[Records excerpted from a collection]
_ _ _

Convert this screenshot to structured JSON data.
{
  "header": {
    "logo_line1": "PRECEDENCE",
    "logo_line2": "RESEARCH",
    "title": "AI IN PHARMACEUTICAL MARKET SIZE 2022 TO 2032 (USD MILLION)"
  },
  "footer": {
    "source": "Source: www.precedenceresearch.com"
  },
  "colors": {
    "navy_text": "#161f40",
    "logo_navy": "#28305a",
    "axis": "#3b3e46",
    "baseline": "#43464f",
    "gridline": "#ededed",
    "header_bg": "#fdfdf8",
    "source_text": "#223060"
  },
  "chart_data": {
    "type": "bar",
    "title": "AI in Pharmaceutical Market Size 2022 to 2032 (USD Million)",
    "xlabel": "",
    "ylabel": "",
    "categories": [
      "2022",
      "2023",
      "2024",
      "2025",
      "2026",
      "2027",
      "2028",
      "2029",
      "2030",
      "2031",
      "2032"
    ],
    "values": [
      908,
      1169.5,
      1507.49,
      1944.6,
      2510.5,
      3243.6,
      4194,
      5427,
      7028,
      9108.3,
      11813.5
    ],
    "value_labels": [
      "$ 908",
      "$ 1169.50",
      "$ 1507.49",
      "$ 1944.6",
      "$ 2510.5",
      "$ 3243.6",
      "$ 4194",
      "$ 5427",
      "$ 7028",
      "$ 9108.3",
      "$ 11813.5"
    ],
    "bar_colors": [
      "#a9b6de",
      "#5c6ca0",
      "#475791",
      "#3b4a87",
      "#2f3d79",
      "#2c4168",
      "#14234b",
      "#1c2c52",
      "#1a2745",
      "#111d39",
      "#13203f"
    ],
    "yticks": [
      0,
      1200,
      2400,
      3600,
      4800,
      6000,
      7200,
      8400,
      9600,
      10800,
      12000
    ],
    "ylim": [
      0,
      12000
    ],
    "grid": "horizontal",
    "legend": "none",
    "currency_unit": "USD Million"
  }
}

_ _ _

Task description:
Output every line above without altering anything.

Answer in full:
Convert this screenshot to structured JSON data.
{
  "header": {
    "logo_line1": "PRECEDENCE",
    "logo_line2": "RESEARCH",
    "title": "AI IN PHARMACEUTICAL MARKET SIZE 2022 TO 2032 (USD MILLION)"
  },
  "footer": {
    "source": "Source: www.precedenceresearch.com"
  },
  "colors": {
    "navy_text": "#161f40",
    "logo_navy": "#28305a",
    "axis": "#3b3e46",
    "baseline": "#43464f",
    "gridline": "#ededed",
    "header_bg": "#fdfdf8",
    "source_text": "#223060"
  },
  "chart_data": {
    "type": "bar",
    "title": "AI in Pharmaceutical Market Size 2022 to 2032 (USD Million)",
    "xlabel": "",
    "ylabel": "",
    "categories": [
      "2022",
      "2023",
      "2024",
      "2025",
      "2026",
      "2027",
      "2028",
      "2029",
      "2030",
      "2031",
      "2032"
    ],
    "values": [
      908,
      1169.5,
      1507.49,
      1944.6,
      2510.5,
      3243.6,
      4194,
      5427,
      7028,
      9108.3,
      11813.5
    ],
    "value_labels": [
      "$ 908",
      "$ 1169.50",
      "$ 1507.49",
      "$ 1944.6",
      "$ 2510.5",
      "$ 3243.6",
      "$ 4194",
      "$ 5427",
      "$ 7028",
      "$ 9108.3",
      "$ 11813.5"
    ],
    "bar_colors": [
      "#a9b6de",
      "#5c6ca0",
      "#475791",
      "#3b4a87",
      "#2f3d79",
      "#2c4168",
      "#14234b",
      "#1c2c52",
      "#1a2745",
      "#111d39",
      "#13203f"
    ],
    "yticks": [
      0,
      1200,
      2400,
      3600,
      4800,
      6000,
      7200,
      8400,
      9600,
      10800,
      12000
    ],
    "ylim": [
      0,
      12000
    ],
    "grid": "horizontal",
    "legend": "none",
    "currency_unit": "USD Million"
  }
}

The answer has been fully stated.